Reproduce the complete listing without any deviation.

-------- EXERCISE MATERIALS

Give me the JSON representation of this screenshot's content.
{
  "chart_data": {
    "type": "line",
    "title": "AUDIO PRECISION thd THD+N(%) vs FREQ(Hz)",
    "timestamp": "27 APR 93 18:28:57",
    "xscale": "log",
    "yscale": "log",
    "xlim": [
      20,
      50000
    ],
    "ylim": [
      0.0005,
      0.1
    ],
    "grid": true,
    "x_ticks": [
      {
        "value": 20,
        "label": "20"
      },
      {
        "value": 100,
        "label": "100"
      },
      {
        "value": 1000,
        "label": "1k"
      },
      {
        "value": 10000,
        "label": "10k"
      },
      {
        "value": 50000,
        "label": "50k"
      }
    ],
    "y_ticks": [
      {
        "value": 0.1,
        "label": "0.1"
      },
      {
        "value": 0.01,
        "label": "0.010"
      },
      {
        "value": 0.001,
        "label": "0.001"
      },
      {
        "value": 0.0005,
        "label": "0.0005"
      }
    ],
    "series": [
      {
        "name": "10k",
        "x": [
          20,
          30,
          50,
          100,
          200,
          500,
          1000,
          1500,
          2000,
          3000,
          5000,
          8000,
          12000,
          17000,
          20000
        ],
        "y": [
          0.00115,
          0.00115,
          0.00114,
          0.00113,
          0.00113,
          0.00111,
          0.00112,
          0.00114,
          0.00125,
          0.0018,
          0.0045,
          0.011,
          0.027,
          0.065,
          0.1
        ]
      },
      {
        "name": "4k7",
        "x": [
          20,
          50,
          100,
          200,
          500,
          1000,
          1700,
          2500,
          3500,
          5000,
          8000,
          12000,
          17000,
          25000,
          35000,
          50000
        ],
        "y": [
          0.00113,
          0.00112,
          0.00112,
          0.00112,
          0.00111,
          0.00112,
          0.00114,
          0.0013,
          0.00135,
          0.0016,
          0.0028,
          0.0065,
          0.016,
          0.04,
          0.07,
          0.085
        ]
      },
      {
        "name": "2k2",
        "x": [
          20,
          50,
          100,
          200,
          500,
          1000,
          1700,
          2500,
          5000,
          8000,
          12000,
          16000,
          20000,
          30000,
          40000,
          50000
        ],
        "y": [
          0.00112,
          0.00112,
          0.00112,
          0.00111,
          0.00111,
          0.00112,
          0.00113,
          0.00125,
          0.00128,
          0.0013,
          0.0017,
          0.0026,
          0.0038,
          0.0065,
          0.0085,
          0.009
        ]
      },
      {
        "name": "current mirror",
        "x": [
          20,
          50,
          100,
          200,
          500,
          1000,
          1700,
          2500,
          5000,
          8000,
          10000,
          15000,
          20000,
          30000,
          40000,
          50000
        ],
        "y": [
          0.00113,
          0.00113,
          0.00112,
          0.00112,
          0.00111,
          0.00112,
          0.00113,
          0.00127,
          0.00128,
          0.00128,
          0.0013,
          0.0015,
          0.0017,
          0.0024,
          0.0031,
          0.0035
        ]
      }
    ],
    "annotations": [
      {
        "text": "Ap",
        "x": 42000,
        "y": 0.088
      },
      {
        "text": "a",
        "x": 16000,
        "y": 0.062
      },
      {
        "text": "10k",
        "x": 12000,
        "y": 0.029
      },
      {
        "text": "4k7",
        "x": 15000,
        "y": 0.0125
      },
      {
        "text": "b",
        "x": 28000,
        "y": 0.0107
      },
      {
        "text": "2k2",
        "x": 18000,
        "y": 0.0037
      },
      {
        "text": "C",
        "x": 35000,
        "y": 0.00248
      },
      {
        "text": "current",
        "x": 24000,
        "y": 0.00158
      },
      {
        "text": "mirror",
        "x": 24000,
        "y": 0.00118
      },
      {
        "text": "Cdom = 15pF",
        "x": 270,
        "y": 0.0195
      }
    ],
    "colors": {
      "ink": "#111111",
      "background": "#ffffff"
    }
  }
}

----------------

#### WORKED SOLUTION
Give me the JSON representation of this screenshot's content.
{
  "chart_data": {
    "type": "line",
    "title": "AUDIO PRECISION thd THD+N(%) vs FREQ(Hz)",
    "timestamp": "27 APR 93 18:28:57",
    "xscale": "log",
    "yscale": "log",
    "xlim": [
      20,
      50000
    ],
    "ylim": [
      0.0005,
      0.1
    ],
    "grid": true,
    "x_ticks": [
      {
        "value": 20,
        "label": "20"
      },
      {
        "value": 100,
        "label": "100"
      },
      {
        "value": 1000,
        "label": "1k"
      },
      {
        "value": 10000,
        "label": "10k"
      },
      {
        "value": 50000,
        "label": "50k"
      }
    ],
    "y_ticks": [
      {
        "value": 0.1,
        "label": "0.1"
      },
      {
        "value": 0.01,
        "label": "0.010"
      },
      {
        "value": 0.001,
        "label": "0.001"
      },
      {
        "value": 0.0005,
        "label": "0.0005"
      }
    ],
    "series": [
      {
        "name": "10k",
        "x": [
          20,
          30,
          50,
          100,
          200,
          500,
          1000,
          1500,
          2000,
          3000,
          5000,
          8000,
          12000,
          17000,
          20000
        ],
        "y": [
          0.00115,
          0.00115,
          0.00114,
          0.00113,
          0.00113,
          0.00111,
          0.00112,
          0.00114,
          0.00125,
          0.0018,
          0.0045,
          0.011,
          0.027,
          0.065,
          0.1
        ]
      },
      {
        "name": "4k7",
        "x": [
          20,
          50,
          100,
          200,
          500,
          1000,
          1700,
          2500,
          3500,
          5000,
          8000,
          12000,
          17000,
          25000,
          35000,
          50000
        ],
        "y": [
          0.00113,
          0.00112,
          0.00112,
          0.00112,
          0.00111,
          0.00112,
          0.00114,
          0.0013,
          0.00135,
          0.0016,
          0.0028,
          0.0065,
          0.016,
          0.04,
          0.07,
          0.085
        ]
      },
      {
        "name": "2k2",
        "x": [
          20,
          50,
          100,
          200,
          500,
          1000,
          1700,
          2500,
          5000,
          8000,
          12000,
          16000,
          20000,
          30000,
          40000,
          50000
        ],
        "y": [
          0.00112,
          0.00112,
          0.00112,
          0.00111,
          0.00111,
          0.00112,
          0.00113,
          0.00125,
          0.00128,
          0.0013,
          0.0017,
          0.0026,
          0.0038,
          0.0065,
          0.0085,
          0.009
        ]
      },
      {
        "name": "current mirror",
        "x": [
          20,
          50,
          100,
          200,
          500,
          1000,
          1700,
          2500,
          5000,
          8000,
          10000,
          15000,
          20000,
          30000,
          40000,
          50000
        ],
        "y": [
          0.00113,
          0.00113,
          0.00112,
          0.00112,
          0.00111,
          0.00112,
          0.00113,
          0.00127,
          0.00128,
          0.00128,
          0.0013,
          0.0015,
          0.0017,
          0.0024,
          0.0031,
          0.0035
        ]
      }
    ],
    "annotations": [
      {
        "text": "Ap",
        "x": 42000,
        "y": 0.088
      },
      {
        "text": "a",
        "x": 16000,
        "y": 0.062
      },
      {
        "text": "10k",
        "x": 12000,
        "y": 0.029
      },
      {
        "text": "4k7",
        "x": 15000,
        "y": 0.0125
      },
      {
        "text": "b",
        "x": 28000,
        "y": 0.0107
      },
      {
        "text": "2k2",
        "x": 18000,
        "y": 0.0037
      },
      {
        "text": "C",
        "x": 35000,
        "y": 0.00248
      },
      {
        "text": "current",
        "x": 24000,
        "y": 0.00158
      },
      {
        "text": "mirror",
        "x": 24000,
        "y": 0.00118
      },
      {
        "text": "Cdom = 15pF",
        "x": 270,
        "y": 0.0195
      }
    ],
    "colors": {
      "ink": "#111111",
      "background": "#ffffff"
    }
  }
}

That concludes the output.